*Task requirements*: Copy all the material that follows, keeping every character the same.
— start of Supplied information —
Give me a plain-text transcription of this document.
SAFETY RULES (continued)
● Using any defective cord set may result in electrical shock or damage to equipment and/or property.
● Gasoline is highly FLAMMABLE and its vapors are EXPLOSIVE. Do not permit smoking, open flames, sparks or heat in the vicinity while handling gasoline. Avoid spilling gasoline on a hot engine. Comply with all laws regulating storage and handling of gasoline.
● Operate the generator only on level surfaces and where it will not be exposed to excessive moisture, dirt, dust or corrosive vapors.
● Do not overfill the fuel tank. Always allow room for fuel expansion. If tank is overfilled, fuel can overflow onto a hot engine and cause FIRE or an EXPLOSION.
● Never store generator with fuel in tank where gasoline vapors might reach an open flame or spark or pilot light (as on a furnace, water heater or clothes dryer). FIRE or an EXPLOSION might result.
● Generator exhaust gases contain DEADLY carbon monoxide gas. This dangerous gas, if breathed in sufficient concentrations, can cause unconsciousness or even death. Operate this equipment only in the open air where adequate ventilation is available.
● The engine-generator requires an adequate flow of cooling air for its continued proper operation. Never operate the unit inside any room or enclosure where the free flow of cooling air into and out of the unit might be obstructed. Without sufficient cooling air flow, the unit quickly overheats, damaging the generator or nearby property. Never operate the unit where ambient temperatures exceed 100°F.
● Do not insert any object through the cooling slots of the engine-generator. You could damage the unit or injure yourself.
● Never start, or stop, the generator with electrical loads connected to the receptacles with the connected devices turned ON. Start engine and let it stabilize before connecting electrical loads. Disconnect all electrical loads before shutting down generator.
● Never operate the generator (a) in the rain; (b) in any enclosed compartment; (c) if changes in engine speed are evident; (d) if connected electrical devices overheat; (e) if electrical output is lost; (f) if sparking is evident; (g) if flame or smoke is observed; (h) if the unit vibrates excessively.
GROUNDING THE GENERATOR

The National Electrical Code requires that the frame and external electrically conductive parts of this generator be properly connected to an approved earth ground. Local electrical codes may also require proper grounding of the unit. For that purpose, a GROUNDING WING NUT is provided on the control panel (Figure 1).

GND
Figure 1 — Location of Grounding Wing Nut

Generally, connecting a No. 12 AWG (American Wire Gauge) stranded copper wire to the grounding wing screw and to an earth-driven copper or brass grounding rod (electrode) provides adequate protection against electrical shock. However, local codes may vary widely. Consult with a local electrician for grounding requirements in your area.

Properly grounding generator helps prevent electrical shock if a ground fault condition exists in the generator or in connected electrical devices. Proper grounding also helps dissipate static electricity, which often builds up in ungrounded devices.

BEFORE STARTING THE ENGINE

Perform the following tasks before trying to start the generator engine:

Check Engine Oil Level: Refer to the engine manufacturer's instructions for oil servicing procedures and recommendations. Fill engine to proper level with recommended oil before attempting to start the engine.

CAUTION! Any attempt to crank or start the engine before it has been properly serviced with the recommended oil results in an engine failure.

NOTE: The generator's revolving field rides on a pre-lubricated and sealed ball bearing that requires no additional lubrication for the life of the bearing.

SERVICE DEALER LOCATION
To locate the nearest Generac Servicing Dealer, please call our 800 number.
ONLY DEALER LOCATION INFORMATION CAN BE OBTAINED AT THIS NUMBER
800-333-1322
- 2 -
— end of Supplied information —
*Solved exercise*:
Give me a plain-text transcription of this document.
SAFETY RULES (continued)
● Using any defective cord set may result in electrical shock or damage to equipment and/or property.
● Gasoline is highly FLAMMABLE and its vapors are EXPLOSIVE. Do not permit smoking, open flames, sparks or heat in the vicinity while handling gasoline. Avoid spilling gasoline on a hot engine. Comply with all laws regulating storage and handling of gasoline.
● Operate the generator only on level surfaces and where it will not be exposed to excessive moisture, dirt, dust or corrosive vapors.
● Do not overfill the fuel tank. Always allow room for fuel expansion. If tank is overfilled, fuel can overflow onto a hot engine and cause FIRE or an EXPLOSION.
● Never store generator with fuel in tank where gasoline vapors might reach an open flame or spark or pilot light (as on a furnace, water heater or clothes dryer). FIRE or an EXPLOSION might result.
● Generator exhaust gases contain DEADLY carbon monoxide gas. This dangerous gas, if breathed in sufficient concentrations, can cause unconsciousness or even death. Operate this equipment only in the open air where adequate ventilation is available.
● The engine-generator requires an adequate flow of cooling air for its continued proper operation. Never operate the unit inside any room or enclosure where the free flow of cooling air into and out of the unit might be obstructed. Without sufficient cooling air flow, the unit quickly overheats, damaging the generator or nearby property. Never operate the unit where ambient temperatures exceed 100°F.
● Do not insert any object through the cooling slots of the engine-generator. You could damage the unit or injure yourself.
● Never start, or stop, the generator with electrical loads connected to the receptacles with the connected devices turned ON. Start engine and let it stabilize before connecting electrical loads. Disconnect all electrical loads before shutting down generator.
● Never operate the generator (a) in the rain; (b) in any enclosed compartment; (c) if changes in engine speed are evident; (d) if connected electrical devices overheat; (e) if electrical output is lost; (f) if sparking is evident; (g) if flame or smoke is observed; (h) if the unit vibrates excessively.
GROUNDING THE GENERATOR

The National Electrical Code requires that the frame and external electrically conductive parts of this generator be properly connected to an approved earth ground. Local electrical codes may also require proper grounding of the unit. For that purpose, a GROUNDING WING NUT is provided on the control panel (Figure 1).

GND
Figure 1 — Location of Grounding Wing Nut

Generally, connecting a No. 12 AWG (American Wire Gauge) stranded copper wire to the grounding wing screw and to an earth-driven copper or brass grounding rod (electrode) provides adequate protection against electrical shock. However, local codes may vary widely. Consult with a local electrician for grounding requirements in your area.

Properly grounding generator helps prevent electrical shock if a ground fault condition exists in the generator or in connected electrical devices. Proper grounding also helps dissipate static electricity, which often builds up in ungrounded devices.

BEFORE STARTING THE ENGINE

Perform the following tasks before trying to start the generator engine:

Check Engine Oil Level: Refer to the engine manufacturer's instructions for oil servicing procedures and recommendations. Fill engine to proper level with recommended oil before attempting to start the engine.

CAUTION! Any attempt to crank or start the engine before it has been properly serviced with the recommended oil results in an engine failure.

NOTE: The generator's revolving field rides on a pre-lubricated and sealed ball bearing that requires no additional lubrication for the life of the bearing.

SERVICE DEALER LOCATION
To locate the nearest Generac Servicing Dealer, please call our 800 number.
ONLY DEALER LOCATION INFORMATION CAN BE OBTAINED AT THIS NUMBER
800-333-1322
- 2 -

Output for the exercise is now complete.